WHAT YOU ARE ASKED TO DO =>
Filter this data down to the lines that hold "hogy", and copy them.

(Items listed in a dataset)
• • • •
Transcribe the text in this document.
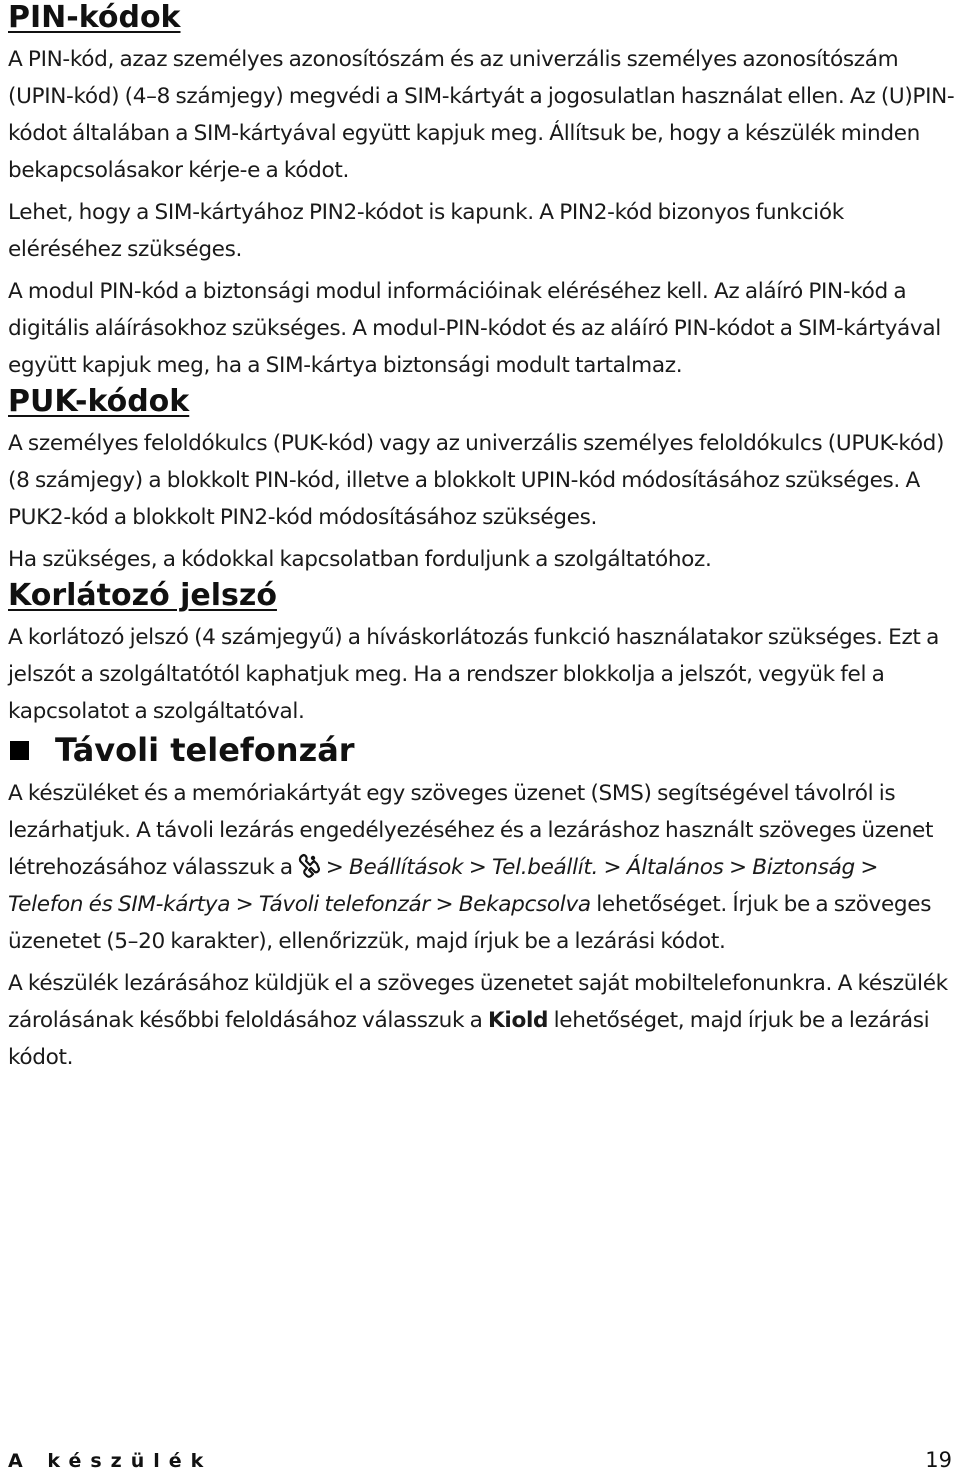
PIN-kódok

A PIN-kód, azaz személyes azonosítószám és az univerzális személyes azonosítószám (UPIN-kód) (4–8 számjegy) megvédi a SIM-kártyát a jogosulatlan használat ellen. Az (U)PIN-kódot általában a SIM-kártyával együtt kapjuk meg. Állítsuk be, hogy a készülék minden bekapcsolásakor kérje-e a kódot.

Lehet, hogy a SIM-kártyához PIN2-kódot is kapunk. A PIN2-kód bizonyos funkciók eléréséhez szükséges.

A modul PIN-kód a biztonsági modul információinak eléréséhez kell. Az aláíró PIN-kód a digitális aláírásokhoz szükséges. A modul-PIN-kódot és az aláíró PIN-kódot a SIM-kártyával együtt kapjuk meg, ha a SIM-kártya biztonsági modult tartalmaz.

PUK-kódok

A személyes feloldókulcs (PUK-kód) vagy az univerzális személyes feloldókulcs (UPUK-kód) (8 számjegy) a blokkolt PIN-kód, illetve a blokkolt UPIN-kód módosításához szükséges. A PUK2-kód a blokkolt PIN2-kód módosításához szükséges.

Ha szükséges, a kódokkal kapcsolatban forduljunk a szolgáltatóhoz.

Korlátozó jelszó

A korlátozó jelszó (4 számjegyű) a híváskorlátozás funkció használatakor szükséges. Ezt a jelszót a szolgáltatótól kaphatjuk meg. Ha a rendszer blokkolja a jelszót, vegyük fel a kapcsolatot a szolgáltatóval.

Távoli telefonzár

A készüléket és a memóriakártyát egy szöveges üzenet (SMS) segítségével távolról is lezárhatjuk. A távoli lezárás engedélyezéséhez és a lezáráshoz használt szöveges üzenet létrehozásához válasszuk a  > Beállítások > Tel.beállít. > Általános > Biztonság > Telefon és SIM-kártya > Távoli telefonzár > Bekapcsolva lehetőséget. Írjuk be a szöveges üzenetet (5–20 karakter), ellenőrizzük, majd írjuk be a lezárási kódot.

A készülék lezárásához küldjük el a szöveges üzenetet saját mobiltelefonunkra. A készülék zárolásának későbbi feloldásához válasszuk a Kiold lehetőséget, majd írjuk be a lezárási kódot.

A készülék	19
• • • •
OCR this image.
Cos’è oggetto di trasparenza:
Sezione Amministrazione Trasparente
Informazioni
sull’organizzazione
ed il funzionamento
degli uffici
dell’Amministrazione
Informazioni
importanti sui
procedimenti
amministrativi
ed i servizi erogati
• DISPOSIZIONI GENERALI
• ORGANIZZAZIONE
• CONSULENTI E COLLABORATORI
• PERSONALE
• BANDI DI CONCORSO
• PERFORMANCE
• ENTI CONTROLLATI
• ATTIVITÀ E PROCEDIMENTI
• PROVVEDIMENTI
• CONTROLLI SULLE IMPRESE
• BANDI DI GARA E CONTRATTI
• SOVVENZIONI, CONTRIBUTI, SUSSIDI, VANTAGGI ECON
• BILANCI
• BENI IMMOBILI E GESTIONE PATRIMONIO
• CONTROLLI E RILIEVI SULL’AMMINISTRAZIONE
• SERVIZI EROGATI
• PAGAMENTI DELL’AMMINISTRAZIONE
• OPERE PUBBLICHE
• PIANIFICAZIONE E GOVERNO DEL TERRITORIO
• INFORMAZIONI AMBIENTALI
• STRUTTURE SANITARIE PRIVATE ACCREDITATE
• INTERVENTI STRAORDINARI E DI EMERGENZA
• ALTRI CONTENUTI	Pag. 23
• • • •
WRITTEN SOLUTION =>
A PIN-kód, azaz személyes azonosítószám és az univerzális személyes azonosítószám (UPIN-kód) (4–8 számjegy) megvédi a SIM-kártyát a jogosulatlan használat ellen. Az (U)PIN-kódot általában a SIM-kártyával együtt kapjuk meg. Állítsuk be, hogy a készülék minden bekapcsolásakor kérje-e a kódot.
Lehet, hogy a SIM-kártyához PIN2-kódot is kapunk. A PIN2-kód bizonyos funkciók eléréséhez szükséges.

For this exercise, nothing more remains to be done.